• [Exercise data]
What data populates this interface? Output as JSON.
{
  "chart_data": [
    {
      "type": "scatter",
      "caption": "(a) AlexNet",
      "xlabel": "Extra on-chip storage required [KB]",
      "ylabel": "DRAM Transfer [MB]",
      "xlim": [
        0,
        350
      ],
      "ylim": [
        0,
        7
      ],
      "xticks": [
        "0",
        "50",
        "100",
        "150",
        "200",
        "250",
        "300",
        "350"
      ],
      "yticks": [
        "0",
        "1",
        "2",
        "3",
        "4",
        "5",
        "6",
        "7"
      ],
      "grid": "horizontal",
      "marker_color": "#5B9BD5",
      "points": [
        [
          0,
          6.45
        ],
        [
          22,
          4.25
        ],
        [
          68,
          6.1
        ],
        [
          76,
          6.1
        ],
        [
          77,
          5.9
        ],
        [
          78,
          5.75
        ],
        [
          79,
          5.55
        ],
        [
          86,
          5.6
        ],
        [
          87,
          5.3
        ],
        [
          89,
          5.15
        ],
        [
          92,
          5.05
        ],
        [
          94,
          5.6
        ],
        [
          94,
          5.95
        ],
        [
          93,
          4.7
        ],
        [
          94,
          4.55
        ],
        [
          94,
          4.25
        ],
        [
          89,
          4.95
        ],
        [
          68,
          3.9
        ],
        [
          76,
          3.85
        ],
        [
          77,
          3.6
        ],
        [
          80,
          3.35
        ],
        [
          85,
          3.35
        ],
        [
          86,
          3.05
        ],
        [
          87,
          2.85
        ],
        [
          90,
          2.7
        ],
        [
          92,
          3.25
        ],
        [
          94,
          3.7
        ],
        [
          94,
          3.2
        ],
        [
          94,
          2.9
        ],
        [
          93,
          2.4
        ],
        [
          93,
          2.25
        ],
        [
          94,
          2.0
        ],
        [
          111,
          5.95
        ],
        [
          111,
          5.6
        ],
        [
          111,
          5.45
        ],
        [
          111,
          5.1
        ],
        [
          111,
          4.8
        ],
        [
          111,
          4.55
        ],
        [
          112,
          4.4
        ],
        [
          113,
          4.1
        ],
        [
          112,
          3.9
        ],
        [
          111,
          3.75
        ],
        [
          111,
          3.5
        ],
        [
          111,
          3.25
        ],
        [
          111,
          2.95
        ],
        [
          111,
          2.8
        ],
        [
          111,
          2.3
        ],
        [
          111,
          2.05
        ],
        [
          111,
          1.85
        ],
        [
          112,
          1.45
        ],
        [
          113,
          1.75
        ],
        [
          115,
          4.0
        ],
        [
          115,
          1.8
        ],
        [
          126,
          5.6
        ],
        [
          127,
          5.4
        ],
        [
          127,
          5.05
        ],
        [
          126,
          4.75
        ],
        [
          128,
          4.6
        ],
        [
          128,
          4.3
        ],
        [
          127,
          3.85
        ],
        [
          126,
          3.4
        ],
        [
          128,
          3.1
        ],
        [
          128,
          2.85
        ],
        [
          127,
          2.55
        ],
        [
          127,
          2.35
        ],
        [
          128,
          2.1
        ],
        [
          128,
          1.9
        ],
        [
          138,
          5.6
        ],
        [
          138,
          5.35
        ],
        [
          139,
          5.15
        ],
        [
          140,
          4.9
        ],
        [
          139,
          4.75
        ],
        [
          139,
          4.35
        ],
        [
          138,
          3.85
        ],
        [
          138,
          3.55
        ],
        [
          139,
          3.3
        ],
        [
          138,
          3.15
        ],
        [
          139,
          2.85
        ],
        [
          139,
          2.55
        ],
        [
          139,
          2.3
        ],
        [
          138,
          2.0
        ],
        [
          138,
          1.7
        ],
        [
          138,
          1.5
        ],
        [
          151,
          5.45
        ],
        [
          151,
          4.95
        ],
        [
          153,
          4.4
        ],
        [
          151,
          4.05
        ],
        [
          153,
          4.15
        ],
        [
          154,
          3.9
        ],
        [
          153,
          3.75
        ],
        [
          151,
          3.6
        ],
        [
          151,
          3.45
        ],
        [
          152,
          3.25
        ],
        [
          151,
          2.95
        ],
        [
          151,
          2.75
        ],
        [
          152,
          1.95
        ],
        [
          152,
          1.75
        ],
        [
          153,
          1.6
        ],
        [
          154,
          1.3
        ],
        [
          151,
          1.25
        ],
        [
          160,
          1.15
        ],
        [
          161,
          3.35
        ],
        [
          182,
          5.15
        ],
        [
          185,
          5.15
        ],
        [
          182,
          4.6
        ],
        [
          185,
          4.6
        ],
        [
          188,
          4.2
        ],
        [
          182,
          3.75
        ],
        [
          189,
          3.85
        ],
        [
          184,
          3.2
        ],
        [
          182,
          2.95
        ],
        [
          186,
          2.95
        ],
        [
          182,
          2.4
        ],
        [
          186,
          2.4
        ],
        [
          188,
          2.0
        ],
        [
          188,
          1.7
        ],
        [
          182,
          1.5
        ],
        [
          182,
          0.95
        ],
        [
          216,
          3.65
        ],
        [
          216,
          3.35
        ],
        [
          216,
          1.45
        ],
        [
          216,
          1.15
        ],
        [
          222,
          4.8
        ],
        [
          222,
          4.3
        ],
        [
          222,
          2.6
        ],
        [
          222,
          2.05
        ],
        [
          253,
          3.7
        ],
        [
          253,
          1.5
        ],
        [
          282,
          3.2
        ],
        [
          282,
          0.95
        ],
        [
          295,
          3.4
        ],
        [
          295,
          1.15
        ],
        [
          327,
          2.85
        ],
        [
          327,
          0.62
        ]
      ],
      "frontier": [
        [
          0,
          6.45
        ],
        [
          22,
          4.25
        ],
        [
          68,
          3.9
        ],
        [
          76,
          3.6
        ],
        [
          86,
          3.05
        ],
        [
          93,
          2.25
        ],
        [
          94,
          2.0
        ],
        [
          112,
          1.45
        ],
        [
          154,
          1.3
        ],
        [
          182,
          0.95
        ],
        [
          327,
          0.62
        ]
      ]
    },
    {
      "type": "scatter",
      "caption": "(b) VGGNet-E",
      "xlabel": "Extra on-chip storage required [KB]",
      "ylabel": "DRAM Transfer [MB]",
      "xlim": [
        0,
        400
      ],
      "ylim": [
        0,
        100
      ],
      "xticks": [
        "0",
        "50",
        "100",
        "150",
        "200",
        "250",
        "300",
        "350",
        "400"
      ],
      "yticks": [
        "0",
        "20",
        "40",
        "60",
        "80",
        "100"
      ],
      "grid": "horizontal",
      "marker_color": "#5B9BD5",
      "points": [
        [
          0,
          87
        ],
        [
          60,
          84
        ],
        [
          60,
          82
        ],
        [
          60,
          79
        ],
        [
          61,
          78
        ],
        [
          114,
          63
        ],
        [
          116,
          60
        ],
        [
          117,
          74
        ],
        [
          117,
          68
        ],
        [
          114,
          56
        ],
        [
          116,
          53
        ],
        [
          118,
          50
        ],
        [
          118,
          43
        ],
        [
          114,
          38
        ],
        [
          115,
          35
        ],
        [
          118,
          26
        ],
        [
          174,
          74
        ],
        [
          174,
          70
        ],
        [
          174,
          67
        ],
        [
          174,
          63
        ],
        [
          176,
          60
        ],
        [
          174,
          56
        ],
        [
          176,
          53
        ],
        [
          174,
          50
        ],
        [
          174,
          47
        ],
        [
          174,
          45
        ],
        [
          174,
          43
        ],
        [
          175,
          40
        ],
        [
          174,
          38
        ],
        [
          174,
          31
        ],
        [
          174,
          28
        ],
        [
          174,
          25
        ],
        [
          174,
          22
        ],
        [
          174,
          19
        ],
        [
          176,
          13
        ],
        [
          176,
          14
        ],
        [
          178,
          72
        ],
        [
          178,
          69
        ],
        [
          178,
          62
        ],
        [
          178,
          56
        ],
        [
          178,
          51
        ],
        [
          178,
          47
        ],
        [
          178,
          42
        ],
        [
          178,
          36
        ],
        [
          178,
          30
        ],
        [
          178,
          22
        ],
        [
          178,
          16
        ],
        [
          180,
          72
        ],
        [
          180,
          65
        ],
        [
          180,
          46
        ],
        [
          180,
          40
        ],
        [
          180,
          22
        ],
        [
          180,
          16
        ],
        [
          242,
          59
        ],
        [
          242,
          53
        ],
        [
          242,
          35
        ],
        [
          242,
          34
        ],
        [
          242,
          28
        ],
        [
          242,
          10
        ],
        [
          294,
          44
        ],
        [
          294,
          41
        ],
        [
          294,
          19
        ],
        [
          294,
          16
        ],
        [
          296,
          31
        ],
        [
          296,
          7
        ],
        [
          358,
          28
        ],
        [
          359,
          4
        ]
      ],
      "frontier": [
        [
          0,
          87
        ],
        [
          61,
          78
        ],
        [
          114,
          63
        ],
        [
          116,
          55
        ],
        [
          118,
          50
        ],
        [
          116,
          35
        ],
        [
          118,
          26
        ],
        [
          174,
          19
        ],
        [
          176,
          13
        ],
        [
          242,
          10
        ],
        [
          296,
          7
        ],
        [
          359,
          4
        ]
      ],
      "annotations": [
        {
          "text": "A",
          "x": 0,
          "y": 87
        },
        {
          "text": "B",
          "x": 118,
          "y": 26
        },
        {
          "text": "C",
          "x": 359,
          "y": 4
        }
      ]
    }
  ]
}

• [Requirement] Gather each line of the records holding the string "caption".

• [Exercise solution]
      "caption": "(a) AlexNet",
      "caption": "(b) VGGNet-E",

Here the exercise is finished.